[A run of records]
■ ■ ■
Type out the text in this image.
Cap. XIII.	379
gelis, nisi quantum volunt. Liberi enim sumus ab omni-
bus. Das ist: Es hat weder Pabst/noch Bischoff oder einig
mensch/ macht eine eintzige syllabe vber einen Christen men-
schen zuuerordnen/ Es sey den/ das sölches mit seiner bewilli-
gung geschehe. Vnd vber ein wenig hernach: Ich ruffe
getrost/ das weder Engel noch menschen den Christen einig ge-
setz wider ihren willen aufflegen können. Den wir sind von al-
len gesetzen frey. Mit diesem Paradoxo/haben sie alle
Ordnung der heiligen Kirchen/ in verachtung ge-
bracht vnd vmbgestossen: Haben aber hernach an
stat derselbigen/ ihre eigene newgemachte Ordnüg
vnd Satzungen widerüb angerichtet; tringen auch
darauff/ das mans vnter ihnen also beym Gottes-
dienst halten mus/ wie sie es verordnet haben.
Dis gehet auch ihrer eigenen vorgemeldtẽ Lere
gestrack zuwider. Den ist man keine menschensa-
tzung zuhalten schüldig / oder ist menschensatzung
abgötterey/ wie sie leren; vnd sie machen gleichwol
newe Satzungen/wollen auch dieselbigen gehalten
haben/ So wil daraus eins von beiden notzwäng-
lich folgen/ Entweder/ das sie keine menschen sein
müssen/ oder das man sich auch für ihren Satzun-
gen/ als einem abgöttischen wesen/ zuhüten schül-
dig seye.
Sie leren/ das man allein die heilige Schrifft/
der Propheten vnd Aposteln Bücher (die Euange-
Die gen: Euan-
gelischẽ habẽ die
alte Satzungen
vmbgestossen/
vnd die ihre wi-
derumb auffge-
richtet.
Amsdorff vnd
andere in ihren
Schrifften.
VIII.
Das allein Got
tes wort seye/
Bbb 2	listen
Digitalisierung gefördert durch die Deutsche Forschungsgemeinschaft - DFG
■ ■ ■
▶ **The exercise**:
Restate each record word for word.

▶ **Solution for this problem**:
Type out the text in this image.
Cap. XIII.	379
gelis, nisi quantum volunt. Liberi enim sumus ab omni-
bus. Das ist: Es hat weder Pabst/noch Bischoff oder einig
mensch/ macht eine eintzige syllabe vber einen Christen men-
schen zuuerordnen/ Es sey den/ das sölches mit seiner bewilli-
gung geschehe. Vnd vber ein wenig hernach: Ich ruffe
getrost/ das weder Engel noch menschen den Christen einig ge-
setz wider ihren willen aufflegen können. Den wir sind von al-
len gesetzen frey. Mit diesem Paradoxo/haben sie alle
Ordnung der heiligen Kirchen/ in verachtung ge-
bracht vnd vmbgestossen: Haben aber hernach an
stat derselbigen/ ihre eigene newgemachte Ordnüg
vnd Satzungen widerüb angerichtet; tringen auch
darauff/ das mans vnter ihnen also beym Gottes-
dienst halten mus/ wie sie es verordnet haben.
Dis gehet auch ihrer eigenen vorgemeldtẽ Lere
gestrack zuwider. Den ist man keine menschensa-
tzung zuhalten schüldig / oder ist menschensatzung
abgötterey/ wie sie leren; vnd sie machen gleichwol
newe Satzungen/wollen auch dieselbigen gehalten
haben/ So wil daraus eins von beiden notzwäng-
lich folgen/ Entweder/ das sie keine menschen sein
müssen/ oder das man sich auch für ihren Satzun-
gen/ als einem abgöttischen wesen/ zuhüten schül-
dig seye.
Sie leren/ das man allein die heilige Schrifft/
der Propheten vnd Aposteln Bücher (die Euange-
Die gen: Euan-
gelischẽ habẽ die
alte Satzungen
vmbgestossen/
vnd die ihre wi-
derumb auffge-
richtet.
Amsdorff vnd
andere in ihren
Schrifften.
VIII.
Das allein Got
tes wort seye/
Bbb 2	listen
Digitalisierung gefördert durch die Deutsche Forschungsgemeinschaft - DFG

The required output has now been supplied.